--- Start of The input ---
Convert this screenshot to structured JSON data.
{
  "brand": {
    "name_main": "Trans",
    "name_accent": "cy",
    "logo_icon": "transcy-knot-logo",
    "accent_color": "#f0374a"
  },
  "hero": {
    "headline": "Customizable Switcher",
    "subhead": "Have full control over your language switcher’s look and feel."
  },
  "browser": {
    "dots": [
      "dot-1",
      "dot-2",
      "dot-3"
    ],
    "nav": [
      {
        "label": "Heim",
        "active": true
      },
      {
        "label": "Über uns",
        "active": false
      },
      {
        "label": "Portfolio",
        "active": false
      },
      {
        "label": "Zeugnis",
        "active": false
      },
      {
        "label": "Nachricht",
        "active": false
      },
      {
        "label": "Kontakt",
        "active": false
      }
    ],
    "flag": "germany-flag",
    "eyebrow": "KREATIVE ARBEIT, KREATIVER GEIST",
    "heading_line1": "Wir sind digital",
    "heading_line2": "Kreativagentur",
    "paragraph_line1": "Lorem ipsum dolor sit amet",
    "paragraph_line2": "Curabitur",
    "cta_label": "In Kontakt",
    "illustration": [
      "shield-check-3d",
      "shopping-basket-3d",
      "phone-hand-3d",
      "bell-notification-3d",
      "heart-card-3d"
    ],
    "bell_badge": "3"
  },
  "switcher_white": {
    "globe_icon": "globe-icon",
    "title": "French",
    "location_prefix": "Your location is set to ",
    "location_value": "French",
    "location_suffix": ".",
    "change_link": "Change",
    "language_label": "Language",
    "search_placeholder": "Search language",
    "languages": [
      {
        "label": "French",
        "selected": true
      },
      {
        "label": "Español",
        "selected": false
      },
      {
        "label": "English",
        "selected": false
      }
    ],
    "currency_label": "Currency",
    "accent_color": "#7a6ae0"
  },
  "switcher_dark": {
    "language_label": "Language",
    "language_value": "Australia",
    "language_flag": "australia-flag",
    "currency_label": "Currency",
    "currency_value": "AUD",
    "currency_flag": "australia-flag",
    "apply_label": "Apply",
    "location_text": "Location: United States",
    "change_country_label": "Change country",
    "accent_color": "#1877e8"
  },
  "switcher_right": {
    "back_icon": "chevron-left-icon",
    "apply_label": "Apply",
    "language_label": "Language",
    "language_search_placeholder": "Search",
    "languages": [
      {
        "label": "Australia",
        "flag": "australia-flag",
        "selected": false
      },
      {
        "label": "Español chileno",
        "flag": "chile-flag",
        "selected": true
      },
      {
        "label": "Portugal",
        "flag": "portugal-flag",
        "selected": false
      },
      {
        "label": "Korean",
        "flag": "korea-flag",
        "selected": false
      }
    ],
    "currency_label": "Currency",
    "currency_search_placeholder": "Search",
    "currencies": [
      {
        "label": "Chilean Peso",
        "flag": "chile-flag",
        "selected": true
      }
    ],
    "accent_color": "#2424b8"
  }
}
--- End of The input ---
--- Start of The input ---
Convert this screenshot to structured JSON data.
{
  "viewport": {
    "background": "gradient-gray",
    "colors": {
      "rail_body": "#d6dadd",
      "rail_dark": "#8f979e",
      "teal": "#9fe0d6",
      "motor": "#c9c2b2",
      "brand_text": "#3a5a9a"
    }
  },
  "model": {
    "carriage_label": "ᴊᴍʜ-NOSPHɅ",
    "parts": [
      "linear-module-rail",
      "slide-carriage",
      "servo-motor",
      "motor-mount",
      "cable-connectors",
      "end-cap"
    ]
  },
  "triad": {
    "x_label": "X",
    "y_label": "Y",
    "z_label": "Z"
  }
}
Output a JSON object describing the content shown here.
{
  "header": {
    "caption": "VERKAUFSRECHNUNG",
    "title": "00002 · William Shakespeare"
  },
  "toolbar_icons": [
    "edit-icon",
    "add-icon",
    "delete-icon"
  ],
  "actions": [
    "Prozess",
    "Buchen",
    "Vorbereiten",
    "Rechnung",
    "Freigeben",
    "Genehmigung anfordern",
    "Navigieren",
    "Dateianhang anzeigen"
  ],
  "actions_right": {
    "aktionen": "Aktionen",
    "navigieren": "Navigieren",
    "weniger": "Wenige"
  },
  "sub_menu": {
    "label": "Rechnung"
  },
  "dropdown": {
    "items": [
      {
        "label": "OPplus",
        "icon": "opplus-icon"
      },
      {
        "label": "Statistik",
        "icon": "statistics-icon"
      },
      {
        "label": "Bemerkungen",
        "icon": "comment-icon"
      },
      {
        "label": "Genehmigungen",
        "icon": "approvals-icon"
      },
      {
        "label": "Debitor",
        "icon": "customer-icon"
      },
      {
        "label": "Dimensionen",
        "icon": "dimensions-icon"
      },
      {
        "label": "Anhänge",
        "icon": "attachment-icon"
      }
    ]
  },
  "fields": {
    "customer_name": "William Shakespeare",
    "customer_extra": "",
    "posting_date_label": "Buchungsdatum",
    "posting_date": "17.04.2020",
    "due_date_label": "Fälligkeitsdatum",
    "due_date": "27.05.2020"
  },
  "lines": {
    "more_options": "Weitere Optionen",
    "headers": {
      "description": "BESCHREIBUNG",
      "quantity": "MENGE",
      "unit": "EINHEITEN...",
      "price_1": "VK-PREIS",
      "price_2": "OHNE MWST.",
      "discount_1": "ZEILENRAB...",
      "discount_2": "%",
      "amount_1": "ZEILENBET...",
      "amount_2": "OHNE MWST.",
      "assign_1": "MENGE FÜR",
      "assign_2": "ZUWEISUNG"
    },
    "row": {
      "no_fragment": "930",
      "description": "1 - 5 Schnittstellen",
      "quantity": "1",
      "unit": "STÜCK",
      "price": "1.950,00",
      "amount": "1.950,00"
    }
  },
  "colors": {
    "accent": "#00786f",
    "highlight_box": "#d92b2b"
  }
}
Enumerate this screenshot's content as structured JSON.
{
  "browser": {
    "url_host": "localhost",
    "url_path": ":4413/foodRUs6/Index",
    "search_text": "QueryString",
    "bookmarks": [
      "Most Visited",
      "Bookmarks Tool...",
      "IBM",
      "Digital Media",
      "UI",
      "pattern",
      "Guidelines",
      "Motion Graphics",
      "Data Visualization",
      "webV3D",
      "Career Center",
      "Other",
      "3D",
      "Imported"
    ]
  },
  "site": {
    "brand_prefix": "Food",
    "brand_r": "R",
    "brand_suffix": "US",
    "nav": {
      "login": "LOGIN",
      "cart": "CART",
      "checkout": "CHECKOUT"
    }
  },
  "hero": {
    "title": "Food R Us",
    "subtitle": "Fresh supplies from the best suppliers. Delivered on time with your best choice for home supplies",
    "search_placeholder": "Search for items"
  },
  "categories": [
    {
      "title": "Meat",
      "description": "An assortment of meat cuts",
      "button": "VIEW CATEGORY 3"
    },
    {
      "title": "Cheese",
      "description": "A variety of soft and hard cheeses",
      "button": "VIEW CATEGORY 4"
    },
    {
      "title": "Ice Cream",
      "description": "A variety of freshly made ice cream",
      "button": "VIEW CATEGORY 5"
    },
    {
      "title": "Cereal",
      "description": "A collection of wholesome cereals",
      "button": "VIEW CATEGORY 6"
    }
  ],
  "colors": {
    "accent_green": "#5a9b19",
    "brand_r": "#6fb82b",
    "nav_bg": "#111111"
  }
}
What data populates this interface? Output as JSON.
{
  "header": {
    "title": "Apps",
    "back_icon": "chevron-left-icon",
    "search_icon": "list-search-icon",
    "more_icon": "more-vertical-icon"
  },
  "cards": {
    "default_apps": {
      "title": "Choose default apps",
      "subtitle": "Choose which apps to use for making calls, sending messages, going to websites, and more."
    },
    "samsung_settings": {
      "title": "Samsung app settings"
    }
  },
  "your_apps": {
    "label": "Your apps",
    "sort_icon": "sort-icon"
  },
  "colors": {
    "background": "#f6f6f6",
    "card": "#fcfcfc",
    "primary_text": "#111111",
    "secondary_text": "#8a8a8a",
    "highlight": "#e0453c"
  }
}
--- End of The input ---
_Directions_
Which lines contain "description"? Copy each of them out.

_Output below_
      "description": "BESCHREIBUNG",
      "description": "1 - 5 Schnittstellen",
      "description": "An assortment of meat cuts",
      "description": "A variety of soft and hard cheeses",
      "description": "A variety of freshly made ice cream",
      "description": "A collection of wholesome cereals",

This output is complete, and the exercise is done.